[Data excerpts]
-------

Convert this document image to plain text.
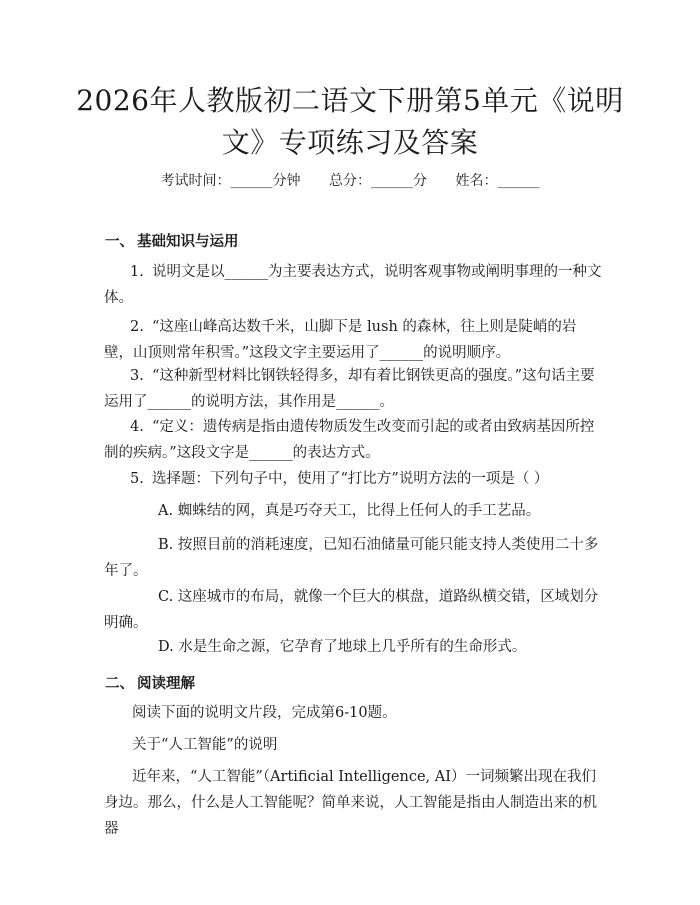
2026年人教版初二语文下册第5单元《说明文》专项练习及答案
考试时间：______分钟 总分：______分 姓名：______
一、 基础知识与运用

1. 说明文是以______为主要表达方式，说明客观事物或阐明事理的一种文体。

2. “这座山峰高达数千米，山脚下是 lush 的森林，往上则是陡峭的岩壁，山顶则常年积雪。”这段文字主要运用了______的说明顺序。

3. “这种新型材料比钢铁轻得多，却有着比钢铁更高的强度。”这句话主要运用了______的说明方法，其作用是______。

4. “定义：遗传病是指由遗传物质发生改变而引起的或者由致病基因所控制的疾病。”这段文字是______的表达方式。

5. 选择题：下列句子中，使用了“打比方”说明方法的一项是（ ）

A. 蜘蛛结的网，真是巧夺天工，比得上任何人的手工艺品。

B. 按照目前的消耗速度，已知石油储量可能只能支持人类使用二十多年了。

C. 这座城市的布局，就像一个巨大的棋盘，道路纵横交错，区域划分明确。

D. 水是生命之源，它孕育了地球上几乎所有的生命形式。

二、 阅读理解

阅读下面的说明文片段，完成第6-10题。

关于“人工智能”的说明

近年来，“人工智能”（Artificial Intelligence, AI）一词频繁出现在我们身边。那么，什么是人工智能呢？简单来说，人工智能是指由人制造出来的机器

-------

Directive ▸
Examine the data above and state how many of its lines contain the word "人工智能", with no further remarks.

Result of this exercise ▸
2